> [PROMPT]
All of the records listed below should be retyped exactly.
++++++++++++++++++++
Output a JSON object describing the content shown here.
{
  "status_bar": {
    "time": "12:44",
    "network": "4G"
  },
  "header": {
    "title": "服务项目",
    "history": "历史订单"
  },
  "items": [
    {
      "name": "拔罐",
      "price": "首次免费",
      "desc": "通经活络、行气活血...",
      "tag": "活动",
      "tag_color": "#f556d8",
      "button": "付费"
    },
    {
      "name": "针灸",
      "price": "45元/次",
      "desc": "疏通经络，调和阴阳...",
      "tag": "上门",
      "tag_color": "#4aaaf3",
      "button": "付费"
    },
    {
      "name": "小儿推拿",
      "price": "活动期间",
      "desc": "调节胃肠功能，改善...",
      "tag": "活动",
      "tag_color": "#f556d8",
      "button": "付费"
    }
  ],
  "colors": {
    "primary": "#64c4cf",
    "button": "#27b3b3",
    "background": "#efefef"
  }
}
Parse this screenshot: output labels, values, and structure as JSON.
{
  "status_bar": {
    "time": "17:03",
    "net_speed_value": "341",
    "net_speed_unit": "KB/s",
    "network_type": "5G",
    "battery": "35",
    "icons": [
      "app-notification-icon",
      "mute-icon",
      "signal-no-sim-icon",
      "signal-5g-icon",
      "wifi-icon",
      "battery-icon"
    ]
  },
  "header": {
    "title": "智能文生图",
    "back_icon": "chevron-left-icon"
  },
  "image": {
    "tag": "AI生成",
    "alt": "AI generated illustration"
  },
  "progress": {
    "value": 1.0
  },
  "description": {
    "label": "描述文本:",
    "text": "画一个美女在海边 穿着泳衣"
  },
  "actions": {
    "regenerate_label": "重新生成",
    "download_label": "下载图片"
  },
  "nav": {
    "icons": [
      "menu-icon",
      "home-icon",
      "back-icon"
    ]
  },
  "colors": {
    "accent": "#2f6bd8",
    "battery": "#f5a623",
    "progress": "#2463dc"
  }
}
++++++++++++++++++++
> [TASK OUTPUT]
Output a JSON object describing the content shown here.
{
  "status_bar": {
    "time": "12:44",
    "network": "4G"
  },
  "header": {
    "title": "服务项目",
    "history": "历史订单"
  },
  "items": [
    {
      "name": "拔罐",
      "price": "首次免费",
      "desc": "通经活络、行气活血...",
      "tag": "活动",
      "tag_color": "#f556d8",
      "button": "付费"
    },
    {
      "name": "针灸",
      "price": "45元/次",
      "desc": "疏通经络，调和阴阳...",
      "tag": "上门",
      "tag_color": "#4aaaf3",
      "button": "付费"
    },
    {
      "name": "小儿推拿",
      "price": "活动期间",
      "desc": "调节胃肠功能，改善...",
      "tag": "活动",
      "tag_color": "#f556d8",
      "button": "付费"
    }
  ],
  "colors": {
    "primary": "#64c4cf",
    "button": "#27b3b3",
    "background": "#efefef"
  }
}
Parse this screenshot: output labels, values, and structure as JSON.
{
  "status_bar": {
    "time": "17:03",
    "net_speed_value": "341",
    "net_speed_unit": "KB/s",
    "network_type": "5G",
    "battery": "35",
    "icons": [
      "app-notification-icon",
      "mute-icon",
      "signal-no-sim-icon",
      "signal-5g-icon",
      "wifi-icon",
      "battery-icon"
    ]
  },
  "header": {
    "title": "智能文生图",
    "back_icon": "chevron-left-icon"
  },
  "image": {
    "tag": "AI生成",
    "alt": "AI generated illustration"
  },
  "progress": {
    "value": 1.0
  },
  "description": {
    "label": "描述文本:",
    "text": "画一个美女在海边 穿着泳衣"
  },
  "actions": {
    "regenerate_label": "重新生成",
    "download_label": "下载图片"
  },
  "nav": {
    "icons": [
      "menu-icon",
      "home-icon",
      "back-icon"
    ]
  },
  "colors": {
    "accent": "#2f6bd8",
    "battery": "#f5a623",
    "progress": "#2463dc"
  }
}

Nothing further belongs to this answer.